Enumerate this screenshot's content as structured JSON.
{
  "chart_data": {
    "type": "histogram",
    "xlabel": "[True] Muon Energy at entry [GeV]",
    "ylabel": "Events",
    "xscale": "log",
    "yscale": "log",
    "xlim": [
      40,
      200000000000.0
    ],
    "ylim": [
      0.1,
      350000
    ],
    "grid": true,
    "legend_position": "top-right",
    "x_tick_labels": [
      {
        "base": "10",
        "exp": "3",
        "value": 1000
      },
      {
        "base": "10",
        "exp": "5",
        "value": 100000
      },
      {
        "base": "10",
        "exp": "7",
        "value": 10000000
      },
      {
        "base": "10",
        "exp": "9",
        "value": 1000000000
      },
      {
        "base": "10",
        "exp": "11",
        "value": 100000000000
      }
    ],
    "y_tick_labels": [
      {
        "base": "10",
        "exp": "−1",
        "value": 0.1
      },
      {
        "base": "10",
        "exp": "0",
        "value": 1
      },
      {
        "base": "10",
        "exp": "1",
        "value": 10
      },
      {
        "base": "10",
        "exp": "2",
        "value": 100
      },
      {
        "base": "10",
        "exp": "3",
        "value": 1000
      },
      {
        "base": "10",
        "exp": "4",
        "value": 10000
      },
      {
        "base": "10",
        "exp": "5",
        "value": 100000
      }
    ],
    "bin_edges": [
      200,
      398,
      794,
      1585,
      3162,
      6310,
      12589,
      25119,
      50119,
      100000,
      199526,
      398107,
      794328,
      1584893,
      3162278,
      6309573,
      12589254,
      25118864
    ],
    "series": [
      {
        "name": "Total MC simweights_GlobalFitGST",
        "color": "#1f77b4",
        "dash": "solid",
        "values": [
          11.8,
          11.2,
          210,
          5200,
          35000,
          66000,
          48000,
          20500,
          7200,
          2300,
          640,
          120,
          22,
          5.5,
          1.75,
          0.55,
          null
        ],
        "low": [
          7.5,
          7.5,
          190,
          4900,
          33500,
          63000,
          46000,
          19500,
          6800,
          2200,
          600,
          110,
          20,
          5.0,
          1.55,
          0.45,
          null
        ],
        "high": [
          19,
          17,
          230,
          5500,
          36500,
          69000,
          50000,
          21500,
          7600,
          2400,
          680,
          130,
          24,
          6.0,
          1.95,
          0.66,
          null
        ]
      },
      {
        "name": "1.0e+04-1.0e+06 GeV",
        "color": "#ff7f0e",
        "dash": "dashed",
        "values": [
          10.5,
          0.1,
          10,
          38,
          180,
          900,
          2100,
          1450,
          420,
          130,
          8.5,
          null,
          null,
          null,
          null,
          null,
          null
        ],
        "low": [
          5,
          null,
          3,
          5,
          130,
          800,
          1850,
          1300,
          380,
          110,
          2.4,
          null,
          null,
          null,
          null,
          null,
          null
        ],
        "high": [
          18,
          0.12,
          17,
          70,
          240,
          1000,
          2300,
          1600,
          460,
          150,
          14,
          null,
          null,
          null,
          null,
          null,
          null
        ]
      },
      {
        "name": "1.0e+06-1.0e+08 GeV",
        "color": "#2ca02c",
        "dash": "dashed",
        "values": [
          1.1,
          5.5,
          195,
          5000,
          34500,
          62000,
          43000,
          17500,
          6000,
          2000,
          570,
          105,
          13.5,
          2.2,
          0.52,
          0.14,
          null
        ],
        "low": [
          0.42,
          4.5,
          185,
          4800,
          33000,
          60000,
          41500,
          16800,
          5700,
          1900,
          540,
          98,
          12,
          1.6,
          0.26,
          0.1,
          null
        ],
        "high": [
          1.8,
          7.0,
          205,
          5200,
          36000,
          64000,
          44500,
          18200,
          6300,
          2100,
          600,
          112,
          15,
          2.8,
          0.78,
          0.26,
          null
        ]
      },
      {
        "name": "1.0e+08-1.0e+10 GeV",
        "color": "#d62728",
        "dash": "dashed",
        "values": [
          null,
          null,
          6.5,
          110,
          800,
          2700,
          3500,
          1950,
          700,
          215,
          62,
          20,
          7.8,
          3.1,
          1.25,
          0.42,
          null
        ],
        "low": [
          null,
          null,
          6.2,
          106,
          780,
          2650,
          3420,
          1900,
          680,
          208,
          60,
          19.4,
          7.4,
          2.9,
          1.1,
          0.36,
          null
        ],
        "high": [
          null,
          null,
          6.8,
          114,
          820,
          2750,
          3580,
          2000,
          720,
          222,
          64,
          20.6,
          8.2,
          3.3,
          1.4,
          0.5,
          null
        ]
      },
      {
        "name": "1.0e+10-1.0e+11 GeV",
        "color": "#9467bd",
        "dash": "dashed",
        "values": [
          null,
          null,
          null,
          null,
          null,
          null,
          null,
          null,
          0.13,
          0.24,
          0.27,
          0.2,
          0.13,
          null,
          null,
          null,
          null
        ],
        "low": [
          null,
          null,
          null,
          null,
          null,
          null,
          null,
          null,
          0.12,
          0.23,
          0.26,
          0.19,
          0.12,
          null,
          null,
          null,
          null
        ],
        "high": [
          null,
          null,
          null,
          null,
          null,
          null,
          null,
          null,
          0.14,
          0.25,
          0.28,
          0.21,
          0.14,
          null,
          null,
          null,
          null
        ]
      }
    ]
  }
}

━━━━━━━━

Go through the listing above and pull out each line containing the word "color".

        "color": "#1f77b4",
        "color": "#ff7f0e",
        "color": "#2ca02c",
        "color": "#d62728",
        "color": "#9467bd",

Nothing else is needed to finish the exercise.